ESERCIZIO PROPOSTO:
Traduci in inglese questa frase del brano sul disadattamento: "Il termine disadattamento indica una particolare categoria di comportamenti devianti, cioè non conformi ai modelli culturali vigenti all'interno di un determinato gruppo sociale, che si situano sul piano del vissuto individuale."

ESTRATTO DEL TESTO:
Disadattamento
Il termine disadattamento indica una particolare categoria di comportamenti devianti, cioè non conformi ai modelli culturali vigenti all'interno di un determinato gruppo sociale, che si situano sul piano del vissuto individuale. Essi si distinguono da quelli delinquenziali in quanto, mentre il disadattamento è riferito a comportamenti in genere lesivi del soggetto che li compie o diretti verso norme che sono violate in quanto tali, la delinquenza designa comportamenti lesivi di cose o persone (sanciti o meno dal codice penale come reati) e trasgressivi di norme in funzione del raggiungimento di certi scopi, spesso illegali.

SEZIONE DATI:
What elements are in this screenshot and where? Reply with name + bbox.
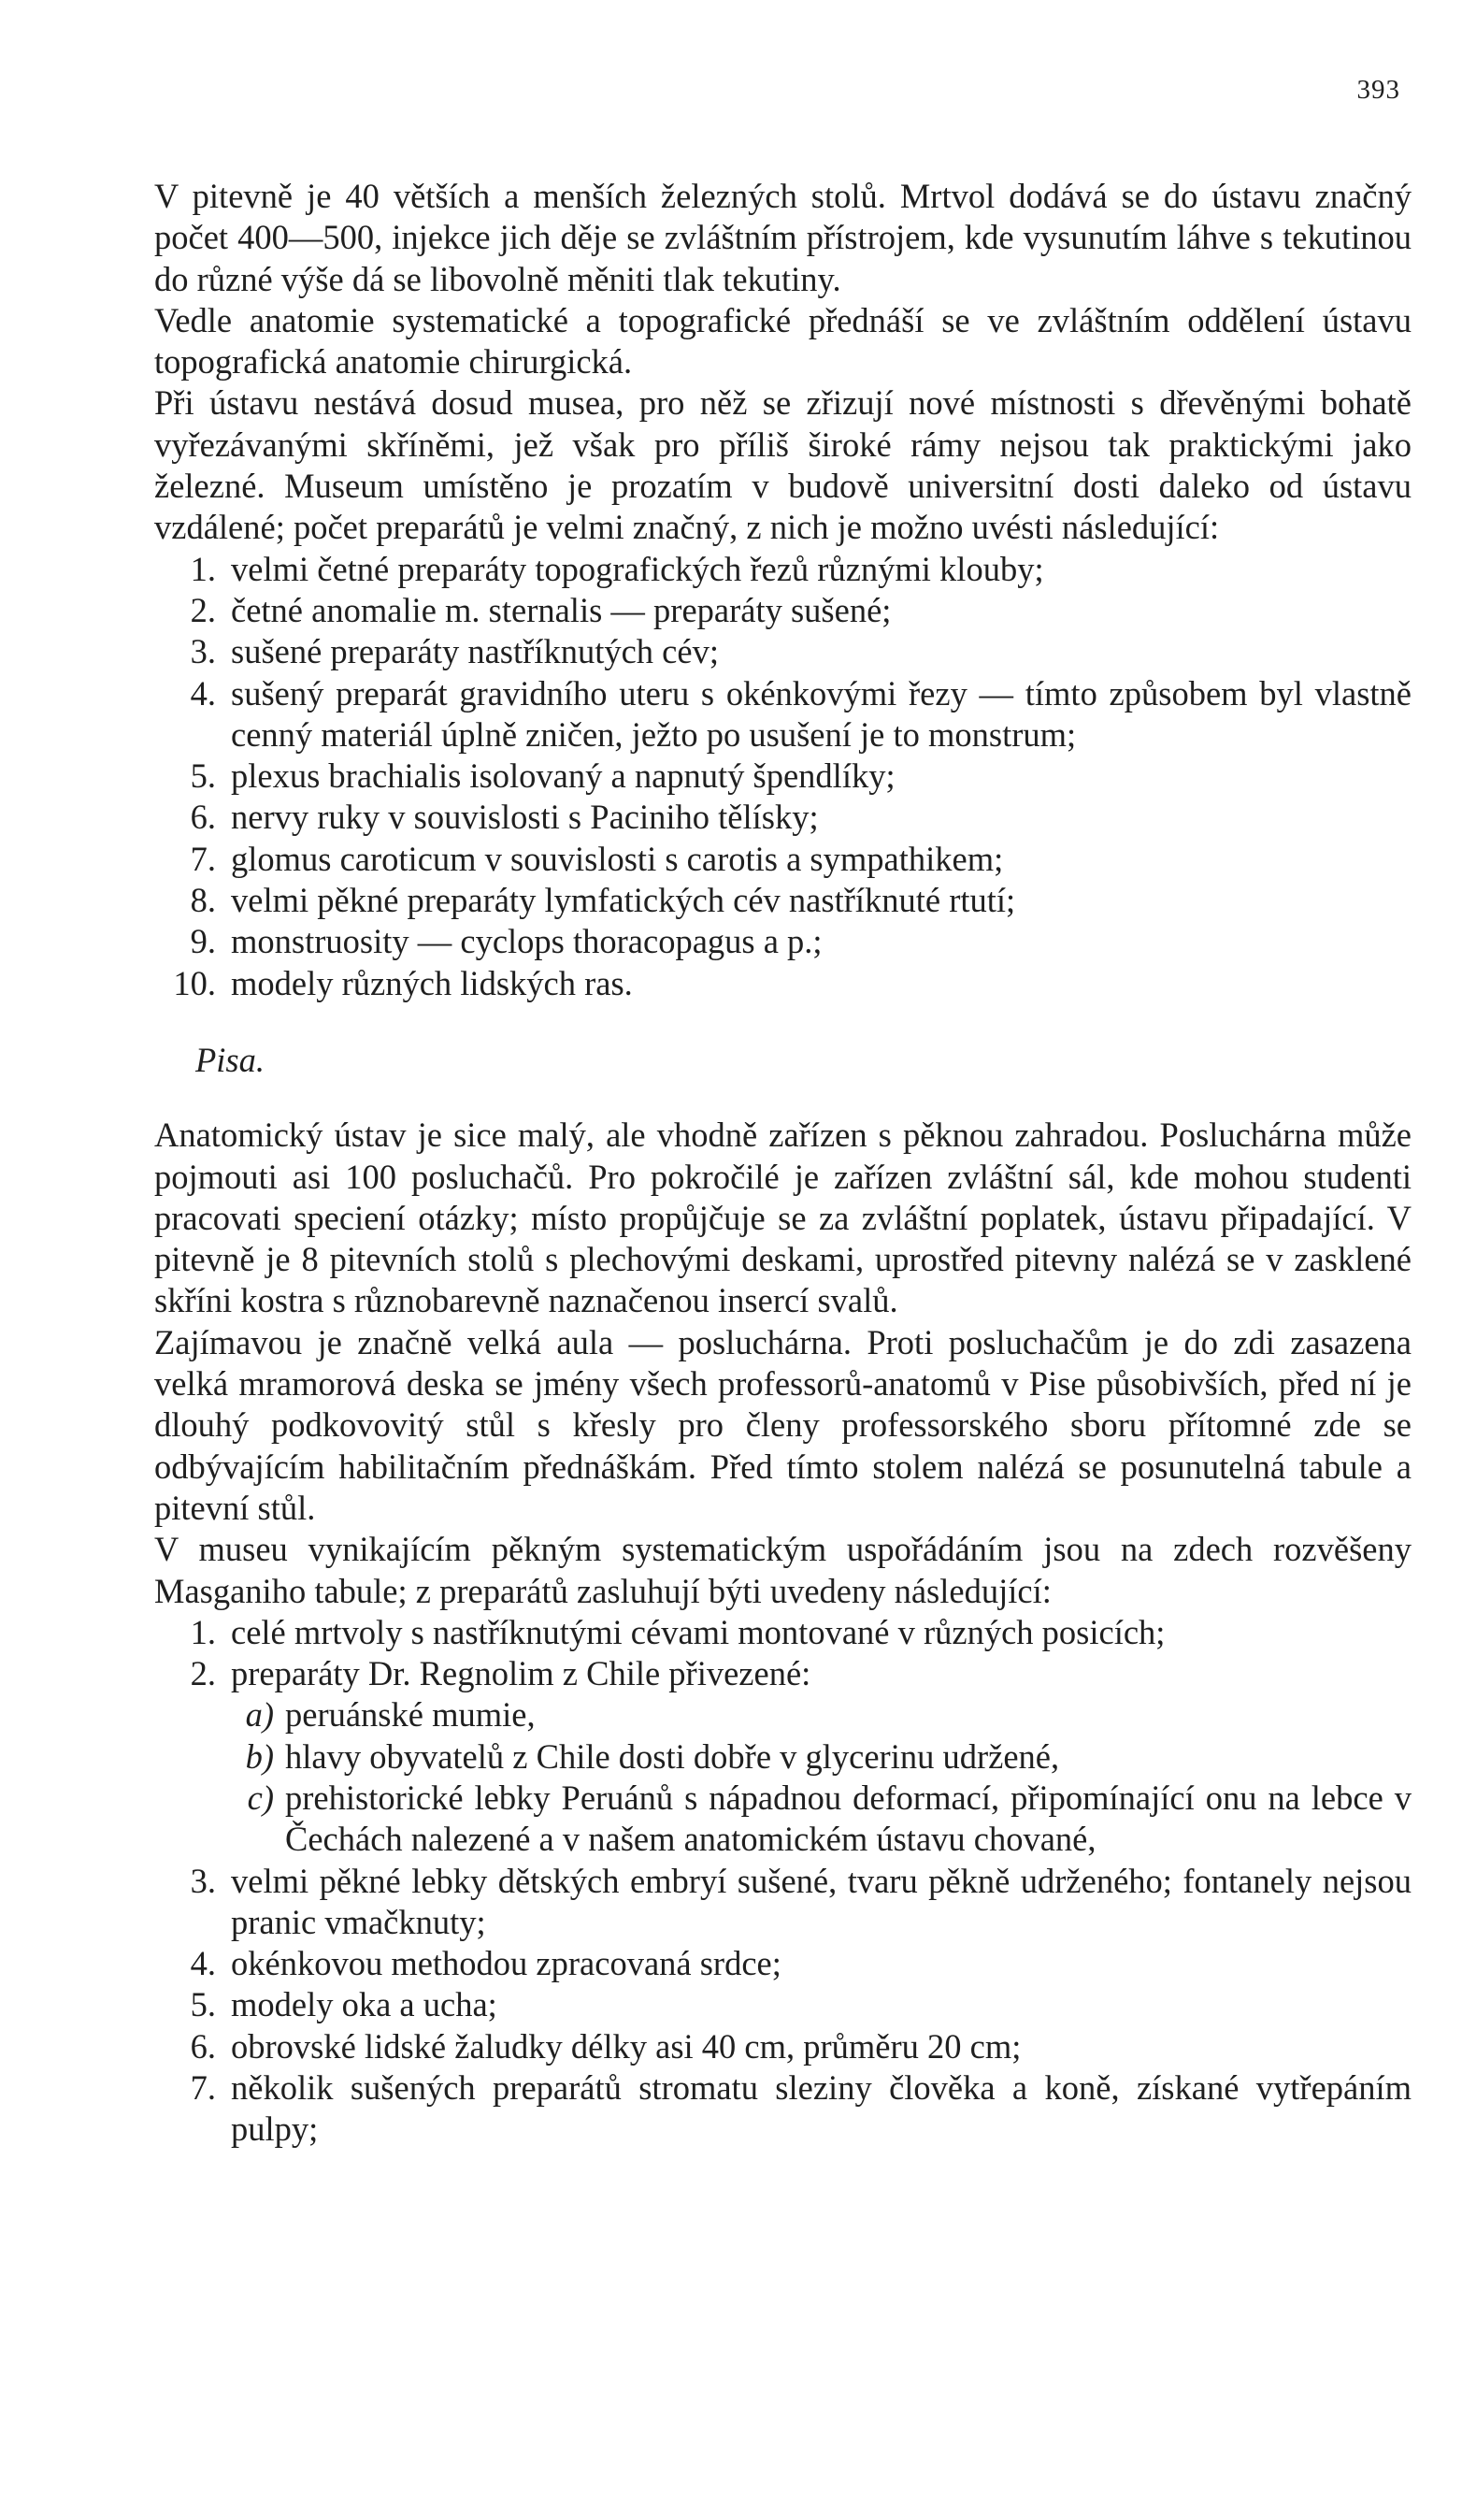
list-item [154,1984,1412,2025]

RISPOSTA FINALE:
The term maladjustment denotes a particular category of deviant behaviors, that is, behaviors that do not conform to the cultural models prevailing within a given social group, and that lie on the level of individual lived experience.